■ EXERCISE REQUIREMENTS
Restate the records below word for word.

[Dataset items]
########################################
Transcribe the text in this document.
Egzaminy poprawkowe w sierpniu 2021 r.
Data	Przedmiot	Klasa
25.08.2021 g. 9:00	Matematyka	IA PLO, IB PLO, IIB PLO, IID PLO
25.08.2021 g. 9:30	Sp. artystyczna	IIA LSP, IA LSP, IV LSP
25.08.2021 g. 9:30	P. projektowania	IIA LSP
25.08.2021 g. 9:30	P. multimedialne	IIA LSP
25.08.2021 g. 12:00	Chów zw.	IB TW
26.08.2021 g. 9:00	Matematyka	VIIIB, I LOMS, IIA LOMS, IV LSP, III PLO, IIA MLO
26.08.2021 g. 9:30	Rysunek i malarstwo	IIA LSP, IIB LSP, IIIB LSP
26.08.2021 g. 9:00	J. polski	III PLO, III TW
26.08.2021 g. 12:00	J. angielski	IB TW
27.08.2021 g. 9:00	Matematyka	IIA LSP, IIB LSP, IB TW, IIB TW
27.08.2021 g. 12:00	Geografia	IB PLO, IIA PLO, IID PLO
########################################
■ SOLUTION TO THIS EXERCISE
Transcribe the text in this document.
Egzaminy poprawkowe w sierpniu 2021 r.
Data	Przedmiot	Klasa
25.08.2021 g. 9:00	Matematyka	IA PLO, IB PLO, IIB PLO, IID PLO
25.08.2021 g. 9:30	Sp. artystyczna	IIA LSP, IA LSP, IV LSP
25.08.2021 g. 9:30	P. projektowania	IIA LSP
25.08.2021 g. 9:30	P. multimedialne	IIA LSP
25.08.2021 g. 12:00	Chów zw.	IB TW
26.08.2021 g. 9:00	Matematyka	VIIIB, I LOMS, IIA LOMS, IV LSP, III PLO, IIA MLO
26.08.2021 g. 9:30	Rysunek i malarstwo	IIA LSP, IIB LSP, IIIB LSP
26.08.2021 g. 9:00	J. polski	III PLO, III TW
26.08.2021 g. 12:00	J. angielski	IB TW
27.08.2021 g. 9:00	Matematyka	IIA LSP, IIB LSP, IB TW, IIB TW
27.08.2021 g. 12:00	Geografia	IB PLO, IIA PLO, IID PLO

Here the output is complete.